▶ WHAT THE EXERCISE ASKS:
Repeat the lines from the one containing "Parse this chart and return its data as JSON." through the last line of the data, exactly, pictures omitted.

▶ LISTING:
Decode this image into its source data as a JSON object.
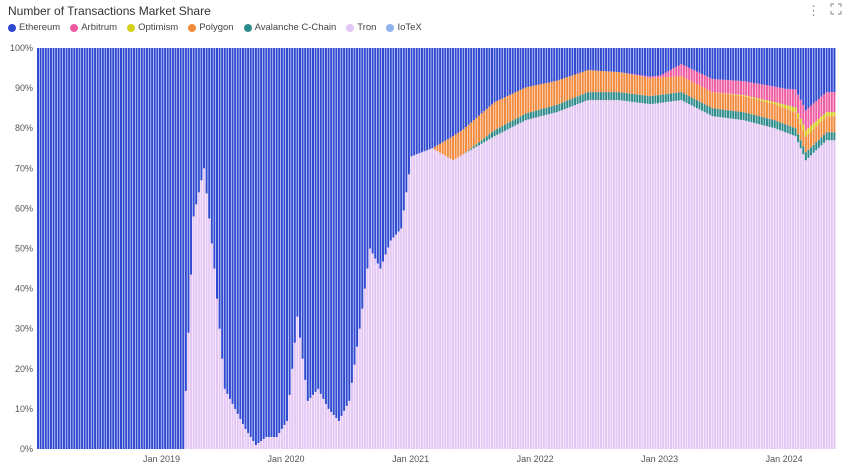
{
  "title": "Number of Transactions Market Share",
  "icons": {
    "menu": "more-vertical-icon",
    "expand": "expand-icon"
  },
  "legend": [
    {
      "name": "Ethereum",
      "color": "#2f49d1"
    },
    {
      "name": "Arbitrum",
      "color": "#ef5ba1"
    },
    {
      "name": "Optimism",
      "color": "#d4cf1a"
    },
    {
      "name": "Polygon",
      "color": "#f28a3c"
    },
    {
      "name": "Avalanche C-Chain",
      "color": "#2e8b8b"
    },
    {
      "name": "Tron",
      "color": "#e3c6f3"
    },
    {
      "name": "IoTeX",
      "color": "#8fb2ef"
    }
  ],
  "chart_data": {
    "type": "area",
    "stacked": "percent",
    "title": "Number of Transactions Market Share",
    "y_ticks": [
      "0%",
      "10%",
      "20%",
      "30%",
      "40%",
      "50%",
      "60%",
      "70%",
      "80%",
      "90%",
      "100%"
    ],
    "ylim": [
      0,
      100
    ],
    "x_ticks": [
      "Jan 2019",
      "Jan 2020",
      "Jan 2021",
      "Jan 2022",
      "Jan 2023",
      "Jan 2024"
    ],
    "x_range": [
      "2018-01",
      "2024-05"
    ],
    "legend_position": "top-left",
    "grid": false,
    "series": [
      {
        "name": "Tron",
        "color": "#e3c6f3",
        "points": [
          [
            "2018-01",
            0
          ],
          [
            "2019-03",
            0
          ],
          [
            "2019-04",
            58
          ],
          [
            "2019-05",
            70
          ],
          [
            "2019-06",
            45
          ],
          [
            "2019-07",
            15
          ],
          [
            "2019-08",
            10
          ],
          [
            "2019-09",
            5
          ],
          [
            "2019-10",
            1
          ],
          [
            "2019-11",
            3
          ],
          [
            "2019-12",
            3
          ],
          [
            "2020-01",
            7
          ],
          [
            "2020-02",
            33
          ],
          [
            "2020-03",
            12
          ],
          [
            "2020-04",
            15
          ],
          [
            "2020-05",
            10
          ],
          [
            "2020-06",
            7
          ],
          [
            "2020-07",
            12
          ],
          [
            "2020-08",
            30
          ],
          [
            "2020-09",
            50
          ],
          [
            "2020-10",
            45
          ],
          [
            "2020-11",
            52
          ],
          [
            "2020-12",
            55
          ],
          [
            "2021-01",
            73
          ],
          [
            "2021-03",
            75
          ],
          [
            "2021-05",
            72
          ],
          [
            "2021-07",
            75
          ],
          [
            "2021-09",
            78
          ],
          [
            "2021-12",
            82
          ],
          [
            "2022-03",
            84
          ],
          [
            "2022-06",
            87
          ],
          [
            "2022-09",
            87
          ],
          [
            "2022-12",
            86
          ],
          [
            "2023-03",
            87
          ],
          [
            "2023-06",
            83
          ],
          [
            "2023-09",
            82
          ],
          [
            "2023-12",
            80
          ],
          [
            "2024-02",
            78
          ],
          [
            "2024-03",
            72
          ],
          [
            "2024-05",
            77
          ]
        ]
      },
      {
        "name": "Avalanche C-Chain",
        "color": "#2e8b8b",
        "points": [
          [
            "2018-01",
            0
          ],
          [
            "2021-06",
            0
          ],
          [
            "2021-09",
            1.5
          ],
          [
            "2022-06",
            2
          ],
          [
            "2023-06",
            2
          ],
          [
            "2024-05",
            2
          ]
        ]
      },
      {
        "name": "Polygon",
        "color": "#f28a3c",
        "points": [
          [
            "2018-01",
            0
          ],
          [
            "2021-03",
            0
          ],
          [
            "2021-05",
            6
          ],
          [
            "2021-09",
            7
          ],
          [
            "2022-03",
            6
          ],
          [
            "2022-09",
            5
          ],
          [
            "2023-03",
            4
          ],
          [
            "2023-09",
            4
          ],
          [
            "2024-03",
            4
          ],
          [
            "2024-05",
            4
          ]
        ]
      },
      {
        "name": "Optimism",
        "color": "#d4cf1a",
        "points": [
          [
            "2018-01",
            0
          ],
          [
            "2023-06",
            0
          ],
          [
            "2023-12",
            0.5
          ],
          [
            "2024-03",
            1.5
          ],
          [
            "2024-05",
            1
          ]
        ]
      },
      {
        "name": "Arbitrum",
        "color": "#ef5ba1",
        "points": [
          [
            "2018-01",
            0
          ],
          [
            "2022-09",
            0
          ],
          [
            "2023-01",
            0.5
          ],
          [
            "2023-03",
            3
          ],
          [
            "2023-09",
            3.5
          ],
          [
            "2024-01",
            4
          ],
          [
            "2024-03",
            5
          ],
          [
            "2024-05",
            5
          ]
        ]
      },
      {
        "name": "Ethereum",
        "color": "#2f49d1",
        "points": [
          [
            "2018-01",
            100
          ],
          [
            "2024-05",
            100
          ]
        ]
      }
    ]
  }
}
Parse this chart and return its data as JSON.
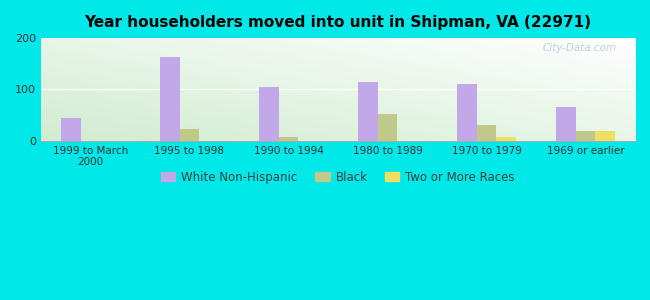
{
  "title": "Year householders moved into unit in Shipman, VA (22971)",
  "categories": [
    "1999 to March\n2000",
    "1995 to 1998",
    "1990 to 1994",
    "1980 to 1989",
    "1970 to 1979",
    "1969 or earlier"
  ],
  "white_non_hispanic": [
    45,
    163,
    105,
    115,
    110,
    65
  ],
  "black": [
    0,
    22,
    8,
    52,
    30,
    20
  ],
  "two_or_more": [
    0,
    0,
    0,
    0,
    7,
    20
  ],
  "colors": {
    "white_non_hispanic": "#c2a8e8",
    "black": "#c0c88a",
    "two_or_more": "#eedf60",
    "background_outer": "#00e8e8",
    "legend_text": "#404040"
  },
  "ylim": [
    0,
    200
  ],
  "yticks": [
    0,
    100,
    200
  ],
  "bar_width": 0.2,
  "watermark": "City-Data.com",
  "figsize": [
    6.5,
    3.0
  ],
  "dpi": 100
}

▶ EXERCISE RESPONSE:
Parse this chart and return its data as JSON.
{
  "title": "Year householders moved into unit in Shipman, VA (22971)",
  "categories": [
    "1999 to March\n2000",
    "1995 to 1998",
    "1990 to 1994",
    "1980 to 1989",
    "1970 to 1979",
    "1969 or earlier"
  ],
  "white_non_hispanic": [
    45,
    163,
    105,
    115,
    110,
    65
  ],
  "black": [
    0,
    22,
    8,
    52,
    30,
    20
  ],
  "two_or_more": [
    0,
    0,
    0,
    0,
    7,
    20
  ],
  "colors": {
    "white_non_hispanic": "#c2a8e8",
    "black": "#c0c88a",
    "two_or_more": "#eedf60",
    "background_outer": "#00e8e8",
    "legend_text": "#404040"
  },
  "ylim": [
    0,
    200
  ],
  "yticks": [
    0,
    100,
    200
  ],
  "bar_width": 0.2,
  "watermark": "City-Data.com",
  "figsize": [
    6.5,
    3.0
  ],
  "dpi": 100
}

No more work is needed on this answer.